Aim of the task. Show all lines from the listing below that contain "source".

— BEGIN Input for this task —

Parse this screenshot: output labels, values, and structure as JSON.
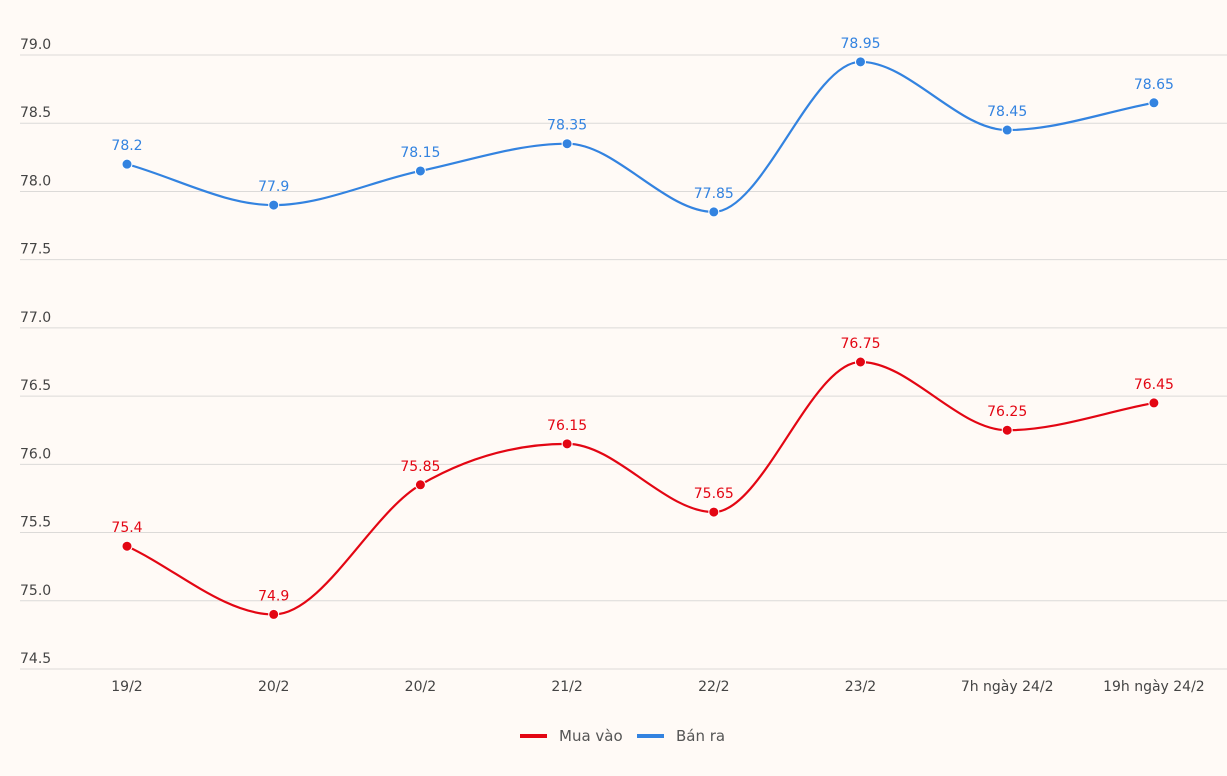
{
  "chart_data": {
    "type": "line",
    "title": "",
    "xlabel": "",
    "ylabel": "",
    "ylim": [
      74.5,
      79.0
    ],
    "yticks": [
      "74.5",
      "75.0",
      "75.5",
      "76.0",
      "76.5",
      "77.0",
      "77.5",
      "78.0",
      "78.5",
      "79.0"
    ],
    "grid": true,
    "legend_position": "bottom-center",
    "categories": [
      "19/2",
      "20/2",
      "20/2",
      "21/2",
      "22/2",
      "23/2",
      "7h ngày 24/2",
      "19h ngày 24/2"
    ],
    "series": [
      {
        "name": "Mua vào",
        "color": "#e30613",
        "values": [
          75.4,
          74.9,
          75.85,
          76.15,
          75.65,
          76.75,
          76.25,
          76.45
        ],
        "labels": [
          "75.4",
          "74.9",
          "75.85",
          "76.15",
          "75.65",
          "76.75",
          "76.25",
          "76.45"
        ]
      },
      {
        "name": "Bán ra",
        "color": "#3383e0",
        "values": [
          78.2,
          77.9,
          78.15,
          78.35,
          77.85,
          78.95,
          78.45,
          78.65
        ],
        "labels": [
          "78.2",
          "77.9",
          "78.15",
          "78.35",
          "77.85",
          "78.95",
          "78.45",
          "78.65"
        ]
      }
    ]
  }
}
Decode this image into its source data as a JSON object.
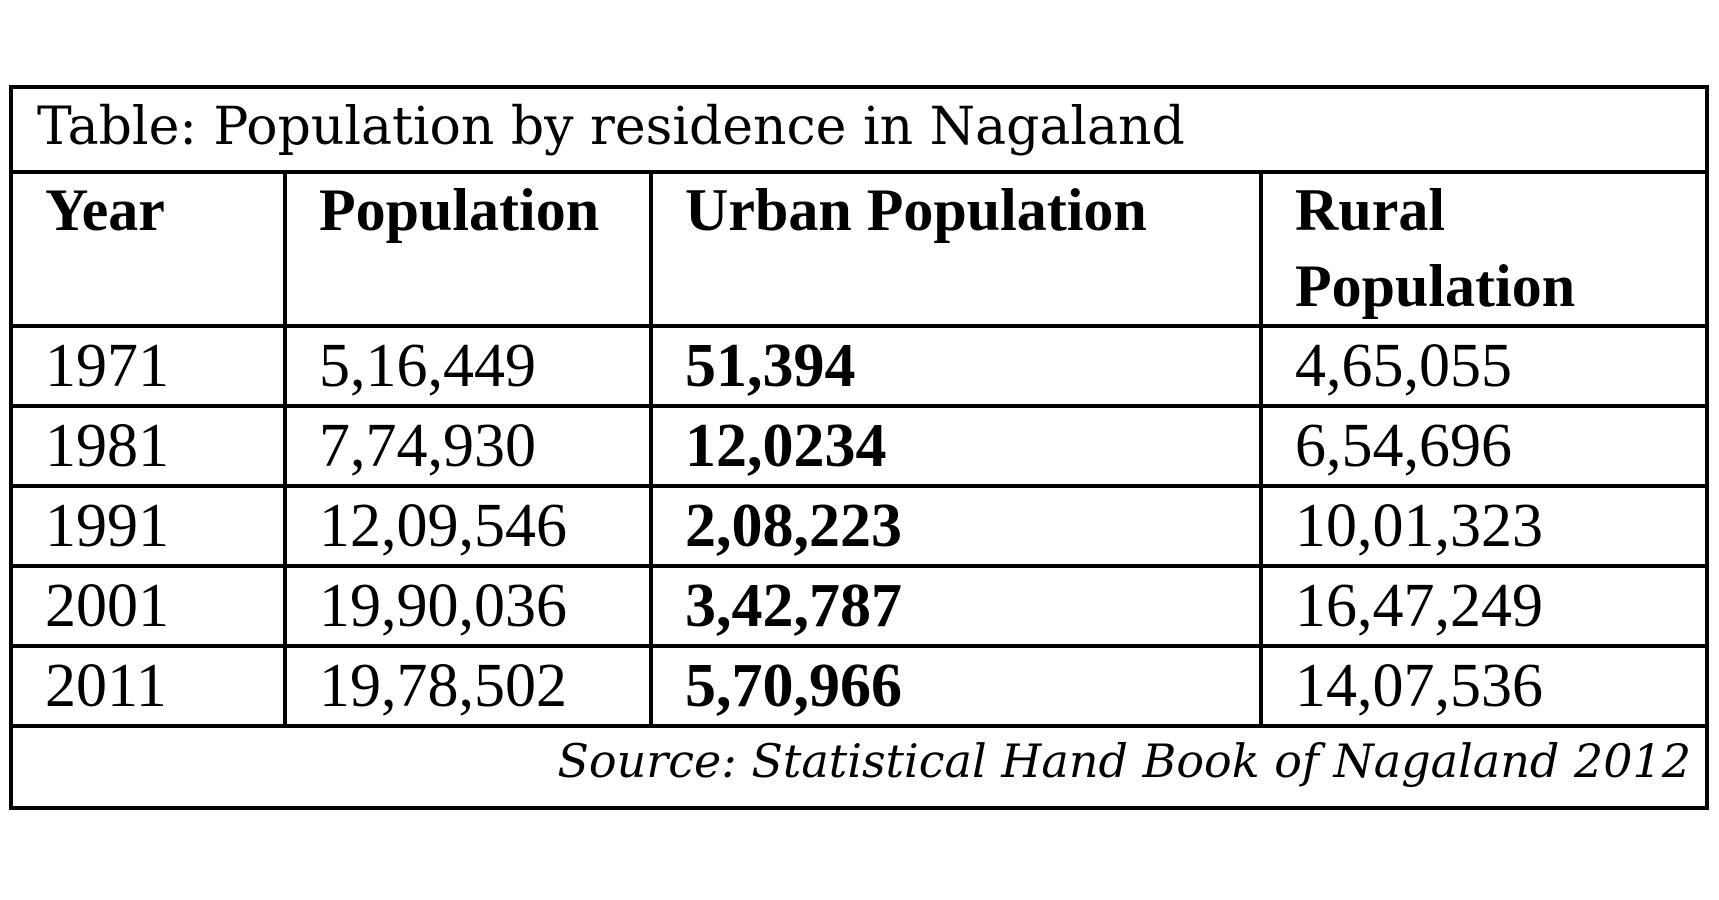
{
  "table": {
    "title": "Table: Population by residence in Nagaland",
    "headers": [
      "Year",
      "Population",
      "Urban Population",
      "Rural\nPopulation"
    ],
    "rows": [
      [
        "1971",
        "5,16,449",
        "51,394",
        "4,65,055"
      ],
      [
        "1981",
        "7,74,930",
        "12,0234",
        "6,54,696"
      ],
      [
        "1991",
        "12,09,546",
        "2,08,223",
        "10,01,323"
      ],
      [
        "2001",
        "19,90,036",
        "3,42,787",
        "16,47,249"
      ],
      [
        "2011",
        "19,78,502",
        "5,70,966",
        "14,07,536"
      ]
    ],
    "source": "Source: Statistical Hand Book of Nagaland 2012"
  }
}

— END Input for this task —

Full output.
Decode this image into its source data as a JSON object.
    "source": "Source: Statistical Hand Book of Nagaland 2012"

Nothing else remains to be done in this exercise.